* start *

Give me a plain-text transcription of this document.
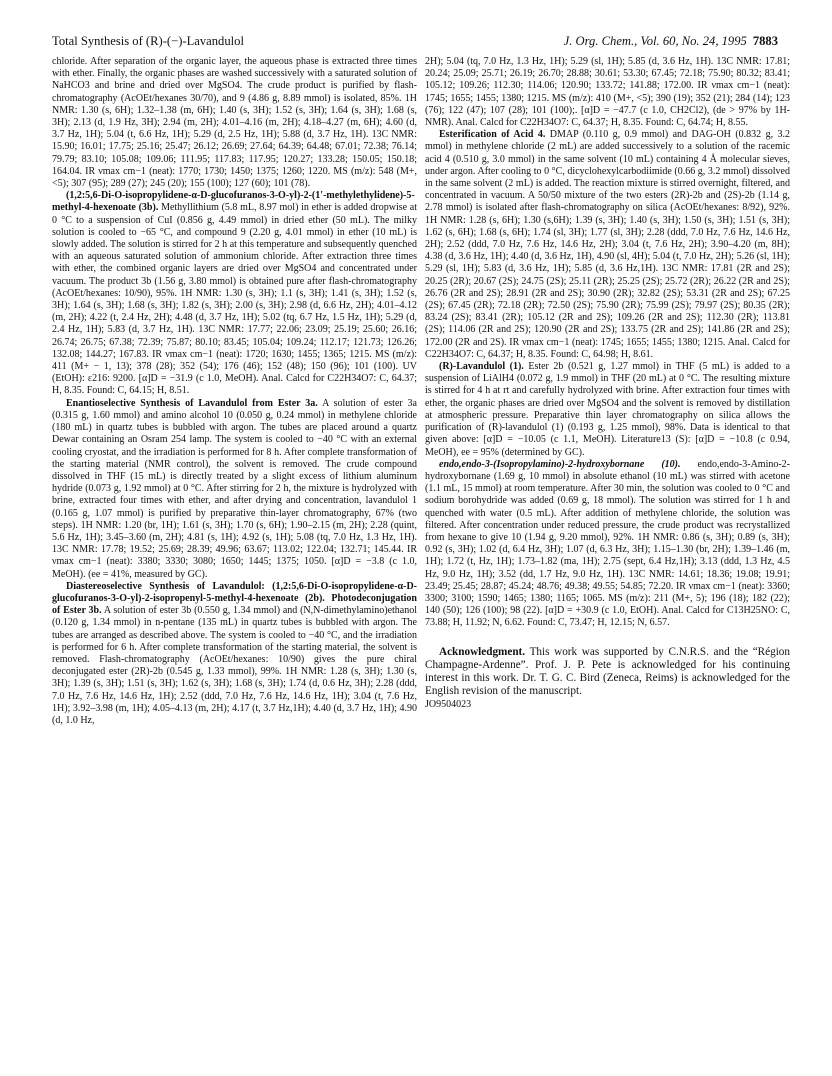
Total Synthesis of (R)-(−)-Lavandulol	J. Org. Chem., Vol. 60, No. 24, 1995 7883

chloride. After separation of the organic layer, the aqueous phase is extracted three times with ether. Finally, the organic phases are washed successively with a saturated solution of NaHCO3 and brine and dried over MgSO4. The crude product is purified by flash-chromatography (AcOEt/hexanes 30/70), and 9 (4.86 g, 8.89 mmol) is isolated, 85%. 1H NMR: 1.30 (s, 6H); 1.32–1.38 (m, 6H); 1.40 (s, 3H); 1.52 (s, 3H); 1.64 (s, 3H); 1.68 (s, 3H); 2.13 (d, 1.9 Hz, 3H); 2.94 (m, 2H); 4.01–4.16 (m, 2H); 4.18–4.27 (m, 6H); 4.60 (d, 3.7 Hz, 1H); 5.04 (t, 6.6 Hz, 1H); 5.29 (d, 2.5 Hz, 1H); 5.88 (d, 3.7 Hz, 1H). 13C NMR: 15.90; 16.01; 17.75; 25.16; 25.47; 26.12; 26.69; 27.64; 64.39; 64.48; 67.01; 72.38; 76.14; 79.79; 83.10; 105.08; 109.06; 111.95; 117.83; 117.95; 120.27; 133.28; 150.05; 150.18; 164.04. IR νmax cm−1 (neat): 1770; 1730; 1450; 1375; 1260; 1220. MS (m/z): 548 (M+, <5); 307 (95); 289 (27); 245 (20); 155 (100); 127 (60); 101 (78).

(1,2:5,6-Di-O-isopropylidene-α-D-glucofuranos-3-O-yl)-2-(1′-methylethylidene)-5-methyl-4-hexenoate (3b). Methyllithium (5.8 mL, 8.97 mol) in ether is added dropwise at 0 °C to a suspension of CuI (0.856 g, 4.49 mmol) in dried ether (50 mL). The milky solution is cooled to −65 °C, and compound 9 (2.20 g, 4.01 mmol) in ether (10 mL) is slowly added. The solution is stirred for 2 h at this temperature and subsequently quenched with an aqueous saturated solution of ammonium chloride. After extraction three times with ether, the combined organic layers are dried over MgSO4 and concentrated under vacuum. The product 3b (1.56 g, 3.80 mmol) is obtained pure after flash-chromatography (AcOEt/hexanes: 10/90), 95%. 1H NMR: 1.30 (s, 3H); 1.1 (s, 3H); 1.41 (s, 3H); 1.52 (s, 3H); 1.64 (s, 3H); 1.68 (s, 3H); 1.82 (s, 3H); 2.00 (s, 3H); 2.98 (d, 6.6 Hz, 2H); 4.01–4.12 (m, 2H); 4.22 (t, 2.4 Hz, 2H); 4.48 (d, 3.7 Hz, 1H); 5.02 (tq, 6.7 Hz, 1.5 Hz, 1H); 5.29 (d, 2.4 Hz, 1H); 5.83 (d, 3.7 Hz, 1H). 13C NMR: 17.77; 22.06; 23.09; 25.19; 25.60; 26.16; 26.74; 26.75; 67.38; 72.39; 75.87; 80.10; 83.45; 105.04; 109.24; 112.17; 121.73; 126.26; 132.08; 144.27; 167.83. IR νmax cm−1 (neat): 1720; 1630; 1455; 1365; 1215. MS (m/z): 411 (M+ − 1, 13); 378 (28); 352 (54); 176 (46); 152 (48); 150 (96); 101 (100). UV (EtOH): ε216: 9200. [α]D = −31.9 (c 1.0, MeOH). Anal. Calcd for C22H34O7: C, 64.37; H, 8.35. Found: C, 64.15; H, 8.51.

Enantioselective Synthesis of Lavandulol from Ester 3a. A solution of ester 3a (0.315 g, 1.60 mmol) and amino alcohol 10 (0.050 g, 0.24 mmol) in methylene chloride (180 mL) in quartz tubes is bubbled with argon. The tubes are placed around a quartz Dewar containing an Osram 254 lamp. The system is cooled to −40 °C with an external cooling cryostat, and the irradiation is performed for 8 h. After complete transformation of the starting material (NMR control), the solvent is removed. The crude compound dissolved in THF (15 mL) is directly treated by a slight excess of lithium aluminum hydride (0.073 g, 1.92 mmol) at 0 °C. After stirring for 2 h, the mixture is hydrolyzed with brine, extracted four times with ether, and after drying and concentration, lavandulol 1 (0.165 g, 1.07 mmol) is purified by preparative thin-layer chromatography, 67% (two steps). 1H NMR: 1.20 (br, 1H); 1.61 (s, 3H); 1.70 (s, 6H); 1.90–2.15 (m, 2H); 2.28 (quint, 5.6 Hz, 1H); 3.45–3.60 (m, 2H); 4.81 (s, 1H); 4.92 (s, 1H); 5.08 (tq, 7.0 Hz, 1.3 Hz, 1H). 13C NMR: 17.78; 19.52; 25.69; 28.39; 49.96; 63.67; 113.02; 122.04; 132.71; 145.44. IR νmax cm−1 (neat): 3380; 3330; 3080; 1650; 1445; 1375; 1050. [α]D = −3.8 (c 1.0, MeOH). (ee = 41%, measured by GC).

Diastereoselective Synthesis of Lavandulol: (1,2:5,6-Di-O-isopropylidene-α-D-glucofuranos-3-O-yl)-2-isopropenyl-5-methyl-4-hexenoate (2b). Photodeconjugation of Ester 3b. A solution of ester 3b (0.550 g, 1.34 mmol) and (N,N-dimethylamino)ethanol (0.120 g, 1.34 mmol) in n-pentane (135 mL) in quartz tubes is bubbled with argon. The tubes are arranged as described above. The system is cooled to −40 °C, and the irradiation is performed for 6 h. After complete transformation of the starting material, the solvent is removed. Flash-chromatography (AcOEt/hexanes: 10/90) gives the pure chiral deconjugated ester (2R)-2b (0.545 g, 1.33 mmol), 99%. 1H NMR: 1.28 (s, 3H); 1.30 (s, 3H); 1.39 (s, 3H); 1.51 (s, 3H); 1.62 (s, 3H); 1.68 (s, 3H); 1.74 (d, 0.6 Hz, 3H); 2.28 (ddd, 7.0 Hz, 7.6 Hz, 14.6 Hz, 1H); 2.52 (ddd, 7.0 Hz, 7.6 Hz, 14.6 Hz, 1H); 3.04 (t, 7.6 Hz, 1H); 3.92–3.98 (m, 1H); 4.05–4.13 (m, 2H); 4.17 (t, 3.7 Hz,1H); 4.40 (d, 3.7 Hz, 1H); 4.90 (d, 1.0 Hz,

2H); 5.04 (tq, 7.0 Hz, 1.3 Hz, 1H); 5.29 (sl, 1H); 5.85 (d, 3.6 Hz, 1H). 13C NMR: 17.81; 20.24; 25.09; 25.71; 26.19; 26.70; 28.88; 30.61; 53.30; 67.45; 72.18; 75.90; 80.32; 83.41; 105.12; 109.26; 112.30; 114.06; 120.90; 133.72; 141.88; 172.00. IR νmax cm−1 (neat): 1745; 1655; 1455; 1380; 1215. MS (m/z): 410 (M+, <5); 390 (19); 352 (21); 284 (14); 123 (76); 122 (47); 107 (28); 101 (100);. [α]D = −47.7 (c 1.0, CH2Cl2), (de > 97% by 1H-NMR). Anal. Calcd for C22H34O7: C, 64.37; H, 8.35. Found: C, 64.74; H, 8.55.

Esterification of Acid 4. DMAP (0.110 g, 0.9 mmol) and DAG-OH (0.832 g, 3.2 mmol) in methylene chloride (2 mL) are added successively to a solution of the racemic acid 4 (0.510 g, 3.0 mmol) in the same solvent (10 mL) containing 4 Å molecular sieves, under argon. After cooling to 0 °C, dicyclohexylcarbodiimide (0.66 g, 3.2 mmol) dissolved in the same solvent (2 mL) is added. The reaction mixture is stirred overnight, filtered, and concentrated in vacuum. A 50/50 mixture of the two esters (2R)-2b and (2S)-2b (1.14 g, 2.78 mmol) is isolated after flash-chromatography on silica (AcOEt/hexanes: 8/92), 92%. 1H NMR: 1.28 (s, 6H); 1.30 (s,6H); 1.39 (s, 3H); 1.40 (s, 3H); 1.50 (s, 3H); 1.51 (s, 3H); 1.62 (s, 6H); 1.68 (s, 6H); 1.74 (sl, 3H); 1.77 (sl, 3H); 2.28 (ddd, 7.0 Hz, 7.6 Hz, 14.6 Hz, 2H); 2.52 (ddd, 7.0 Hz, 7.6 Hz, 14.6 Hz, 2H); 3.04 (t, 7.6 Hz, 2H); 3.90–4.20 (m, 8H); 4.38 (d, 3.6 Hz, 1H); 4.40 (d, 3.6 Hz, 1H), 4.90 (sl, 4H); 5.04 (t, 7.0 Hz, 2H); 5.26 (sl, 1H); 5.29 (sl, 1H); 5.83 (d, 3.6 Hz, 1H); 5.85 (d, 3.6 Hz,1H). 13C NMR: 17.81 (2R and 2S); 20.25 (2R); 20.67 (2S); 24.75 (2S); 25.11 (2R); 25.25 (2S); 25.72 (2R); 26.22 (2R and 2S); 26.76 (2R and 2S); 28.91 (2R and 2S); 30.90 (2R); 32.82 (2S); 53.31 (2R and 2S); 67.25 (2S); 67.45 (2R); 72.18 (2R); 72.50 (2S); 75.90 (2R); 75.99 (2S); 79.97 (2S); 80.35 (2R); 83.24 (2S); 83.41 (2R); 105.12 (2R and 2S); 109.26 (2R and 2S); 112.30 (2R); 113.81 (2S); 114.06 (2R and 2S); 120.90 (2R and 2S); 133.75 (2R and 2S); 141.86 (2R and 2S); 172.00 (2R and 2S). IR νmax cm−1 (neat): 1745; 1655; 1455; 1380; 1215. Anal. Calcd for C22H34O7: C, 64.37; H, 8.35. Found: C, 64.98; H, 8.61.

(R)-Lavandulol (1). Ester 2b (0.521 g, 1.27 mmol) in THF (5 mL) is added to a suspension of LiAlH4 (0.072 g, 1.9 mmol) in THF (20 mL) at 0 °C. The resulting mixture is stirred for 4 h at rt and carefully hydrolyzed with brine. After extraction four times with ether, the organic phases are dried over MgSO4 and the solvent is removed by distillation at atmospheric pressure. Preparative thin layer chromatography on silica allows the purification of (R)-lavandulol (1) (0.193 g, 1.25 mmol), 98%. Data is identical to that given above: [α]D = −10.05 (c 1.1, MeOH). Literature13 (S): [α]D = −10.8 (c 0.94, MeOH), ee = 95% (determined by GC).

endo,endo-3-(Isopropylamino)-2-hydroxybornane (10). endo,endo-3-Amino-2-hydroxybornane (1.69 g, 10 mmol) in absolute ethanol (10 mL) was stirred with acetone (1.1 mL, 15 mmol) at room temperature. After 30 min, the solution was cooled to 0 °C and sodium borohydride was added (0.69 g, 18 mmol). The solution was stirred for 1 h and quenched with water (0.5 mL). After addition of methylene chloride, the solution was filtered. After concentration under reduced pressure, the crude product was recrystallized from hexane to give 10 (1.94 g, 9.20 mmol), 92%. 1H NMR: 0.86 (s, 3H); 0.89 (s, 3H); 0.92 (s, 3H); 1.02 (d, 6.4 Hz, 3H); 1.07 (d, 6.3 Hz, 3H); 1.15–1.30 (br, 2H); 1.39–1.46 (m, 1H); 1.72 (t, Hz, 1H); 1.73–1.82 (ma, 1H); 2.75 (sept, 6.4 Hz,1H); 3.13 (ddd, 1.3 Hz, 4.5 Hz, 9.0 Hz, 1H); 3.52 (dd, 1.7 Hz, 9.0 Hz, 1H). 13C NMR: 14.61; 18.36; 19.08; 19.91; 23.49; 25.45; 28.87; 45.24; 48.76; 49.38; 49.55; 54.85; 72.20. IR νmax cm−1 (neat): 3360; 3300; 3100; 1590; 1465; 1380; 1165; 1065. MS (m/z): 211 (M+, 5); 196 (18); 182 (22); 140 (50); 126 (100); 98 (22). [α]D = +30.9 (c 1.0, EtOH). Anal. Calcd for C13H25NO: C, 73.88; H, 11.92; N, 6.62. Found: C, 73.47; H, 12.15; N, 6.57.

Acknowledgment. This work was supported by C.N.R.S. and the “Région Champagne-Ardenne”. Prof. J. P. Pete is acknowledged for his continuing interest in this work. Dr. T. G. C. Bird (Zeneca, Reims) is acknowledged for the English revision of the manuscript.

JO9504023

* end *

▶ _WHAT TO DO_
For each line in the data above that contains the string "pressure", extract the line.

▶ _FULL SOLUTION_
(R)-Lavandulol (1). Ester 2b (0.521 g, 1.27 mmol) in THF (5 mL) is added to a suspension of LiAlH4 (0.072 g, 1.9 mmol) in THF (20 mL) at 0 °C. The resulting mixture is stirred for 4 h at rt and carefully hydrolyzed with brine. After extraction four times with ether, the organic phases are dried over MgSO4 and the solvent is removed by distillation at atmospheric pressure. Preparative thin layer chromatography on silica allows the purification of (R)-lavandulol (1) (0.193 g, 1.25 mmol), 98%. Data is identical to that given above: [α]D = −10.05 (c 1.1, MeOH). Literature13 (S): [α]D = −10.8 (c 0.94, MeOH), ee = 95% (determined by GC).
endo,endo-3-(Isopropylamino)-2-hydroxybornane (10). endo,endo-3-Amino-2-hydroxybornane (1.69 g, 10 mmol) in absolute ethanol (10 mL) was stirred with acetone (1.1 mL, 15 mmol) at room temperature. After 30 min, the solution was cooled to 0 °C and sodium borohydride was added (0.69 g, 18 mmol). The solution was stirred for 1 h and quenched with water (0.5 mL). After addition of methylene chloride, the solution was filtered. After concentration under reduced pressure, the crude product was recrystallized from hexane to give 10 (1.94 g, 9.20 mmol), 92%. 1H NMR: 0.86 (s, 3H); 0.89 (s, 3H); 0.92 (s, 3H); 1.02 (d, 6.4 Hz, 3H); 1.07 (d, 6.3 Hz, 3H); 1.15–1.30 (br, 2H); 1.39–1.46 (m, 1H); 1.72 (t, Hz, 1H); 1.73–1.82 (ma, 1H); 2.75 (sept, 6.4 Hz,1H); 3.13 (ddd, 1.3 Hz, 4.5 Hz, 9.0 Hz, 1H); 3.52 (dd, 1.7 Hz, 9.0 Hz, 1H). 13C NMR: 14.61; 18.36; 19.08; 19.91; 23.49; 25.45; 28.87; 45.24; 48.76; 49.38; 49.55; 54.85; 72.20. IR νmax cm−1 (neat): 3360; 3300; 3100; 1590; 1465; 1380; 1165; 1065. MS (m/z): 211 (M+, 5); 196 (18); 182 (22); 140 (50); 126 (100); 98 (22). [α]D = +30.9 (c 1.0, EtOH). Anal. Calcd for C13H25NO: C, 73.88; H, 11.92; N, 6.62. Found: C, 73.47; H, 12.15; N, 6.57.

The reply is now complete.